**Aim:** Transcribe each of the records below exactly, excluding all pictures.

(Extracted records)
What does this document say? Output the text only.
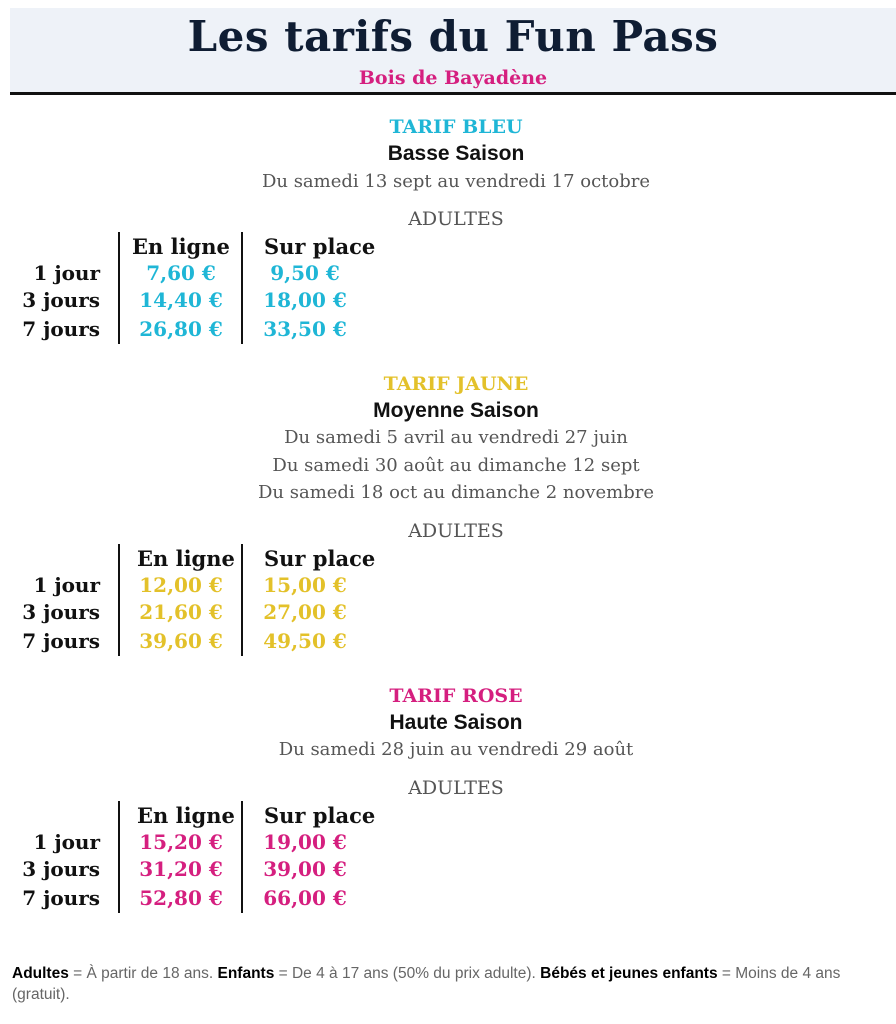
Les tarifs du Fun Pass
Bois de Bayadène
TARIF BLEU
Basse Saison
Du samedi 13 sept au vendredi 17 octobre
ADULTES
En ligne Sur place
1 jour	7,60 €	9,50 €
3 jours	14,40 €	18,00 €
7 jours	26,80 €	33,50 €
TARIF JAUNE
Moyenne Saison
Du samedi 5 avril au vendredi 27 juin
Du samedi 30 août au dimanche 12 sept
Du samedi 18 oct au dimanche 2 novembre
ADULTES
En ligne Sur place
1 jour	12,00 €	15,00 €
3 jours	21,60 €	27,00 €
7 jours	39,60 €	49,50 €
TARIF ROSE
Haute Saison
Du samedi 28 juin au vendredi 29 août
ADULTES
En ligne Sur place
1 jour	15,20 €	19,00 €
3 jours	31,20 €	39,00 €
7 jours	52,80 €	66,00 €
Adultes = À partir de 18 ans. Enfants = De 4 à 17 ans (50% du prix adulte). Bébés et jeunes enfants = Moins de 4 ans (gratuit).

**Answer to this problem:**
What does this document say? Output the text only.
Les tarifs du Fun Pass
Bois de Bayadène
TARIF BLEU
Basse Saison
Du samedi 13 sept au vendredi 17 octobre
ADULTES
En ligne Sur place
1 jour	7,60 €	9,50 €
3 jours	14,40 €	18,00 €
7 jours	26,80 €	33,50 €
TARIF JAUNE
Moyenne Saison
Du samedi 5 avril au vendredi 27 juin
Du samedi 30 août au dimanche 12 sept
Du samedi 18 oct au dimanche 2 novembre
ADULTES
En ligne Sur place
1 jour	12,00 €	15,00 €
3 jours	21,60 €	27,00 €
7 jours	39,60 €	49,50 €
TARIF ROSE
Haute Saison
Du samedi 28 juin au vendredi 29 août
ADULTES
En ligne Sur place
1 jour	15,20 €	19,00 €
3 jours	31,20 €	39,00 €
7 jours	52,80 €	66,00 €
Adultes = À partir de 18 ans. Enfants = De 4 à 17 ans (50% du prix adulte). Bébés et jeunes enfants = Moins de 4 ans (gratuit).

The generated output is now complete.